Task to carry out: Drop the pictures, then extract the listing word for word.

+++ Source material

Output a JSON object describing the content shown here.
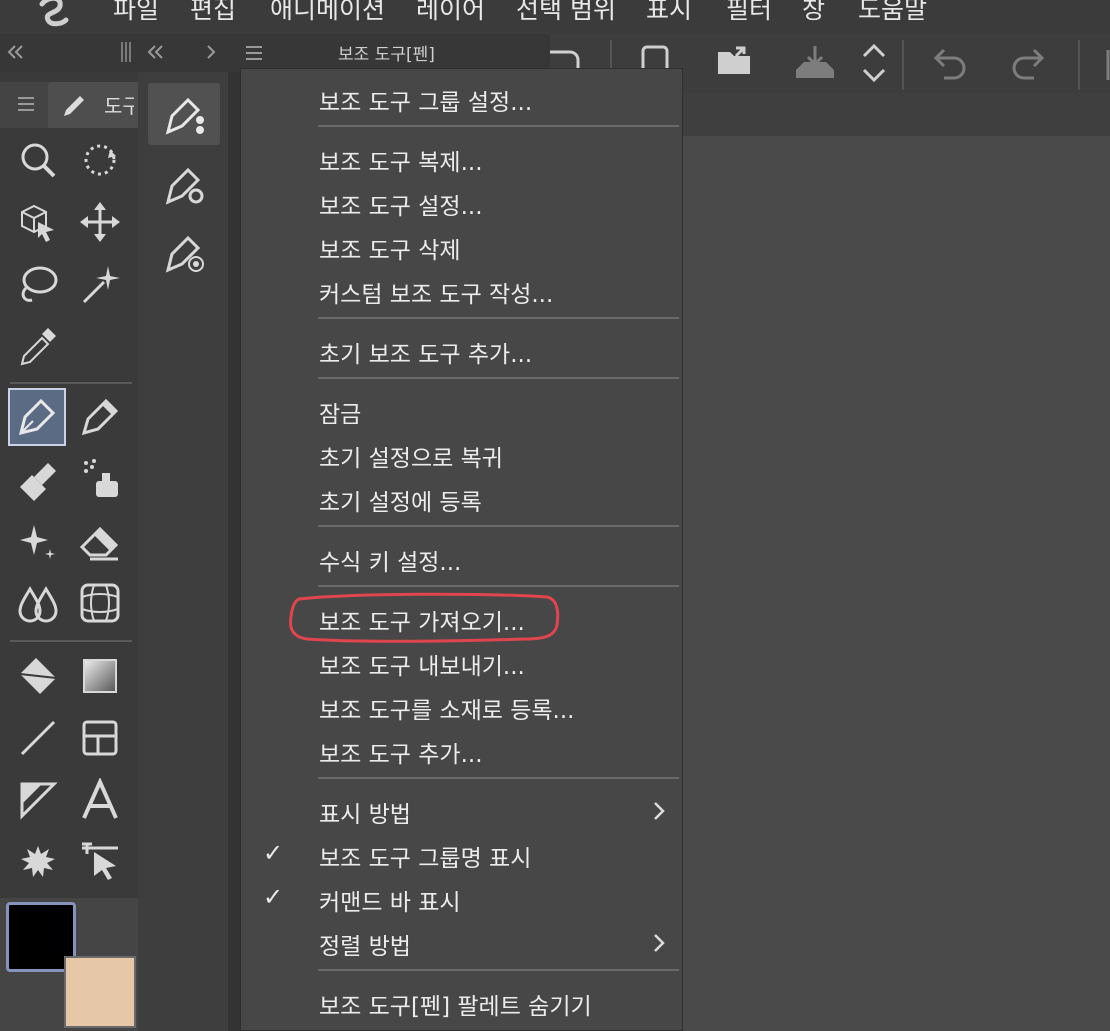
{
  "menubar": {
    "items": [
      "파일",
      "편집",
      "애니메이션",
      "레이어",
      "선택 범위",
      "표시",
      "필터",
      "창",
      "도움말"
    ]
  },
  "subtool_palette": {
    "title": "보조 도구[펜]"
  },
  "tool_panel": {
    "tab_label": "도구",
    "selected_tool": "pen"
  },
  "context_menu": {
    "items": [
      {
        "label": "보조 도구 그룹 설정..."
      },
      {
        "label": "보조 도구 복제..."
      },
      {
        "label": "보조 도구 설정..."
      },
      {
        "label": "보조 도구 삭제"
      },
      {
        "label": "커스텀 보조 도구 작성..."
      },
      {
        "label": "초기 보조 도구 추가..."
      },
      {
        "label": "잠금"
      },
      {
        "label": "초기 설정으로 복귀"
      },
      {
        "label": "초기 설정에 등록"
      },
      {
        "label": "수식 키 설정..."
      },
      {
        "label": "보조 도구 가져오기...",
        "highlighted": true
      },
      {
        "label": "보조 도구 내보내기..."
      },
      {
        "label": "보조 도구를 소재로 등록..."
      },
      {
        "label": "보조 도구 추가..."
      },
      {
        "label": "표시 방법",
        "submenu": true
      },
      {
        "label": "보조 도구 그룹명 표시",
        "checked": true
      },
      {
        "label": "커맨드 바 표시",
        "checked": true
      },
      {
        "label": "정렬 방법",
        "submenu": true
      },
      {
        "label": "보조 도구[펜] 팔레트 숨기기"
      }
    ],
    "check_glyph": "✓"
  },
  "colors": {
    "main_color": "#000000",
    "sub_color": "#e6c7a8",
    "highlight_ring": "#e0454f",
    "selected_tool_bg": "#5b6b84"
  }
}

++++++

Result of this exercise:
Output a JSON object describing the content shown here.
{
  "menubar": {
    "items": [
      "파일",
      "편집",
      "애니메이션",
      "레이어",
      "선택 범위",
      "표시",
      "필터",
      "창",
      "도움말"
    ]
  },
  "subtool_palette": {
    "title": "보조 도구[펜]"
  },
  "tool_panel": {
    "tab_label": "도구",
    "selected_tool": "pen"
  },
  "context_menu": {
    "items": [
      {
        "label": "보조 도구 그룹 설정..."
      },
      {
        "label": "보조 도구 복제..."
      },
      {
        "label": "보조 도구 설정..."
      },
      {
        "label": "보조 도구 삭제"
      },
      {
        "label": "커스텀 보조 도구 작성..."
      },
      {
        "label": "초기 보조 도구 추가..."
      },
      {
        "label": "잠금"
      },
      {
        "label": "초기 설정으로 복귀"
      },
      {
        "label": "초기 설정에 등록"
      },
      {
        "label": "수식 키 설정..."
      },
      {
        "label": "보조 도구 가져오기...",
        "highlighted": true
      },
      {
        "label": "보조 도구 내보내기..."
      },
      {
        "label": "보조 도구를 소재로 등록..."
      },
      {
        "label": "보조 도구 추가..."
      },
      {
        "label": "표시 방법",
        "submenu": true
      },
      {
        "label": "보조 도구 그룹명 표시",
        "checked": true
      },
      {
        "label": "커맨드 바 표시",
        "checked": true
      },
      {
        "label": "정렬 방법",
        "submenu": true
      },
      {
        "label": "보조 도구[펜] 팔레트 숨기기"
      }
    ],
    "check_glyph": "✓"
  },
  "colors": {
    "main_color": "#000000",
    "sub_color": "#e6c7a8",
    "highlight_ring": "#e0454f",
    "selected_tool_bg": "#5b6b84"
  }
}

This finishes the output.